| Requirement |
Every line of the listing must be reproduced as it stands. Leave the images behind.

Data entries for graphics
◆ ◆ ◆ ◆

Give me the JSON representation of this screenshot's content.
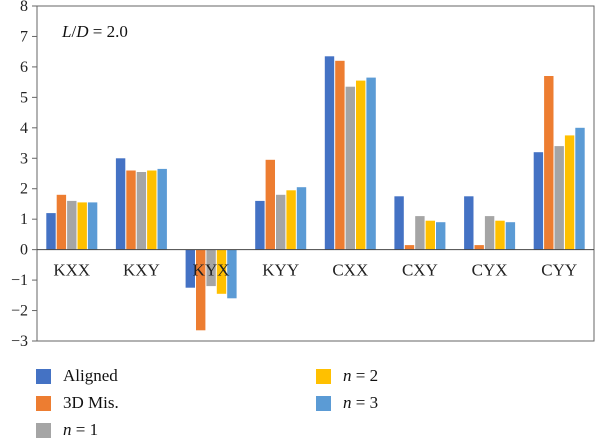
{
  "chart_data": {
    "type": "bar",
    "annotation": "L/D = 2.0",
    "categories": [
      "KXX",
      "KXY",
      "KYX",
      "KYY",
      "CXX",
      "CXY",
      "CYX",
      "CYY"
    ],
    "ylim": [
      -3,
      8
    ],
    "yticks": [
      "-3",
      "-2",
      "-1",
      "0",
      "1",
      "2",
      "3",
      "4",
      "5",
      "6",
      "7",
      "8"
    ],
    "grid": false,
    "legend_position": "bottom",
    "series": [
      {
        "name": "Aligned",
        "color": "#4472C4",
        "values": [
          1.2,
          3.0,
          -1.25,
          1.6,
          6.35,
          1.75,
          1.75,
          3.2
        ]
      },
      {
        "name": "3D Mis.",
        "color": "#ED7D31",
        "values": [
          1.8,
          2.6,
          -2.65,
          2.95,
          6.2,
          0.15,
          0.15,
          5.7
        ]
      },
      {
        "name": "n = 1",
        "color": "#A5A5A5",
        "values": [
          1.6,
          2.55,
          -1.2,
          1.8,
          5.35,
          1.1,
          1.1,
          3.4
        ]
      },
      {
        "name": "n = 2",
        "color": "#FFC000",
        "values": [
          1.55,
          2.6,
          -1.45,
          1.95,
          5.55,
          0.95,
          0.95,
          3.75
        ]
      },
      {
        "name": "n = 3",
        "color": "#5B9BD5",
        "values": [
          1.55,
          2.65,
          -1.6,
          2.05,
          5.65,
          0.9,
          0.9,
          4.0
        ]
      }
    ]
  }
}
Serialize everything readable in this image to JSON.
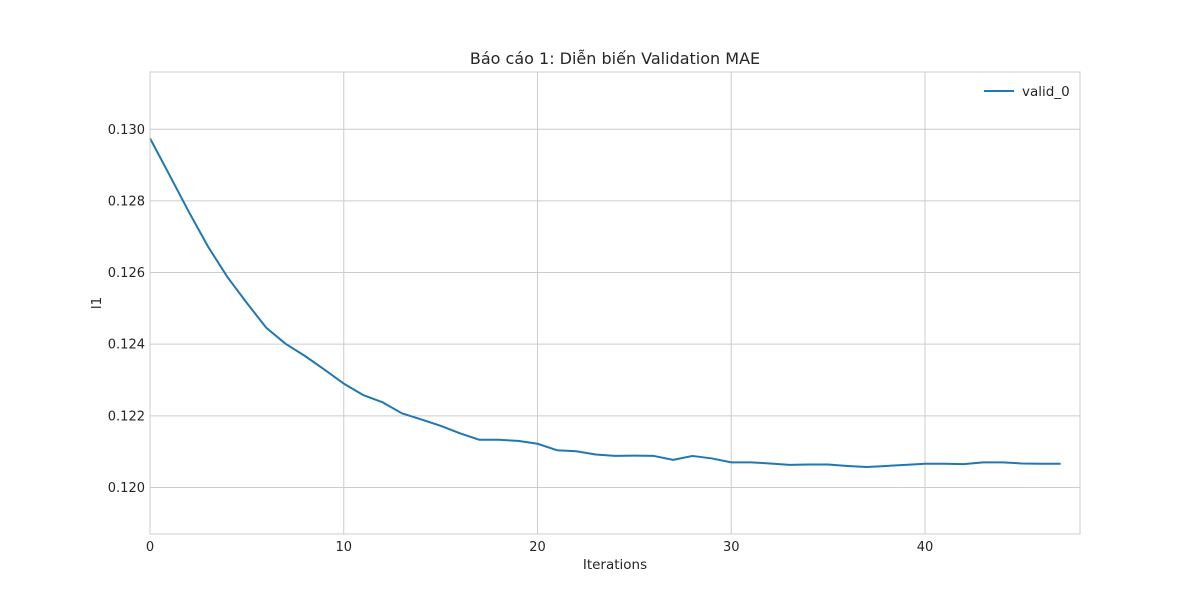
{
  "chart_data": {
    "type": "line",
    "title": "Báo cáo 1: Diễn biến Validation MAE",
    "xlabel": "Iterations",
    "ylabel": "l1",
    "xlim": [
      0,
      48
    ],
    "ylim": [
      0.1187,
      0.1316
    ],
    "xticks": [
      0,
      10,
      20,
      30,
      40
    ],
    "xtick_labels": [
      "0",
      "10",
      "20",
      "30",
      "40"
    ],
    "yticks": [
      0.12,
      0.122,
      0.124,
      0.126,
      0.128,
      0.13
    ],
    "ytick_labels": [
      "0.120",
      "0.122",
      "0.124",
      "0.126",
      "0.128",
      "0.130"
    ],
    "grid": true,
    "legend_position": "top-right",
    "line_color": "#1f77b4",
    "grid_color": "#cccccc",
    "series": [
      {
        "name": "valid_0",
        "x": [
          0,
          1,
          2,
          3,
          4,
          5,
          6,
          7,
          8,
          9,
          10,
          11,
          12,
          13,
          14,
          15,
          16,
          17,
          18,
          19,
          20,
          21,
          22,
          23,
          24,
          25,
          26,
          27,
          28,
          29,
          30,
          31,
          32,
          33,
          34,
          35,
          36,
          37,
          38,
          39,
          40,
          41,
          42,
          43,
          44,
          45,
          46,
          47
        ],
        "y": [
          0.12975,
          0.12873,
          0.1277,
          0.12672,
          0.12587,
          0.12515,
          0.12446,
          0.12401,
          0.12367,
          0.12329,
          0.1229,
          0.12258,
          0.12238,
          0.12207,
          0.1219,
          0.12172,
          0.12151,
          0.12133,
          0.12133,
          0.1213,
          0.12122,
          0.12104,
          0.12101,
          0.12092,
          0.12088,
          0.12089,
          0.12088,
          0.12077,
          0.12088,
          0.12081,
          0.1207,
          0.1207,
          0.12067,
          0.12063,
          0.12064,
          0.12064,
          0.1206,
          0.12057,
          0.1206,
          0.12063,
          0.12066,
          0.12066,
          0.12065,
          0.1207,
          0.1207,
          0.12067,
          0.12066,
          0.12066
        ]
      }
    ]
  }
}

◆ ◆ ◆ ◆

| Answer to the exercise |
Give me the JSON representation of this screenshot's content.
{
  "chart_data": {
    "type": "bar",
    "annotation": "L/D = 2.0",
    "categories": [
      "KXX",
      "KXY",
      "KYX",
      "KYY",
      "CXX",
      "CXY",
      "CYX",
      "CYY"
    ],
    "ylim": [
      -3,
      8
    ],
    "yticks": [
      "-3",
      "-2",
      "-1",
      "0",
      "1",
      "2",
      "3",
      "4",
      "5",
      "6",
      "7",
      "8"
    ],
    "grid": false,
    "legend_position": "bottom",
    "series": [
      {
        "name": "Aligned",
        "color": "#4472C4",
        "values": [
          1.2,
          3.0,
          -1.25,
          1.6,
          6.35,
          1.75,
          1.75,
          3.2
        ]
      },
      {
        "name": "3D Mis.",
        "color": "#ED7D31",
        "values": [
          1.8,
          2.6,
          -2.65,
          2.95,
          6.2,
          0.15,
          0.15,
          5.7
        ]
      },
      {
        "name": "n = 1",
        "color": "#A5A5A5",
        "values": [
          1.6,
          2.55,
          -1.2,
          1.8,
          5.35,
          1.1,
          1.1,
          3.4
        ]
      },
      {
        "name": "n = 2",
        "color": "#FFC000",
        "values": [
          1.55,
          2.6,
          -1.45,
          1.95,
          5.55,
          0.95,
          0.95,
          3.75
        ]
      },
      {
        "name": "n = 3",
        "color": "#5B9BD5",
        "values": [
          1.55,
          2.65,
          -1.6,
          2.05,
          5.65,
          0.9,
          0.9,
          4.0
        ]
      }
    ]
  }
}
Serialize everything readable in this image to JSON.
{
  "chart_data": {
    "type": "line",
    "title": "Báo cáo 1: Diễn biến Validation MAE",
    "xlabel": "Iterations",
    "ylabel": "l1",
    "xlim": [
      0,
      48
    ],
    "ylim": [
      0.1187,
      0.1316
    ],
    "xticks": [
      0,
      10,
      20,
      30,
      40
    ],
    "xtick_labels": [
      "0",
      "10",
      "20",
      "30",
      "40"
    ],
    "yticks": [
      0.12,
      0.122,
      0.124,
      0.126,
      0.128,
      0.13
    ],
    "ytick_labels": [
      "0.120",
      "0.122",
      "0.124",
      "0.126",
      "0.128",
      "0.130"
    ],
    "grid": true,
    "legend_position": "top-right",
    "line_color": "#1f77b4",
    "grid_color": "#cccccc",
    "series": [
      {
        "name": "valid_0",
        "x": [
          0,
          1,
          2,
          3,
          4,
          5,
          6,
          7,
          8,
          9,
          10,
          11,
          12,
          13,
          14,
          15,
          16,
          17,
          18,
          19,
          20,
          21,
          22,
          23,
          24,
          25,
          26,
          27,
          28,
          29,
          30,
          31,
          32,
          33,
          34,
          35,
          36,
          37,
          38,
          39,
          40,
          41,
          42,
          43,
          44,
          45,
          46,
          47
        ],
        "y": [
          0.12975,
          0.12873,
          0.1277,
          0.12672,
          0.12587,
          0.12515,
          0.12446,
          0.12401,
          0.12367,
          0.12329,
          0.1229,
          0.12258,
          0.12238,
          0.12207,
          0.1219,
          0.12172,
          0.12151,
          0.12133,
          0.12133,
          0.1213,
          0.12122,
          0.12104,
          0.12101,
          0.12092,
          0.12088,
          0.12089,
          0.12088,
          0.12077,
          0.12088,
          0.12081,
          0.1207,
          0.1207,
          0.12067,
          0.12063,
          0.12064,
          0.12064,
          0.1206,
          0.12057,
          0.1206,
          0.12063,
          0.12066,
          0.12066,
          0.12065,
          0.1207,
          0.1207,
          0.12067,
          0.12066,
          0.12066
        ]
      }
    ]
  }
}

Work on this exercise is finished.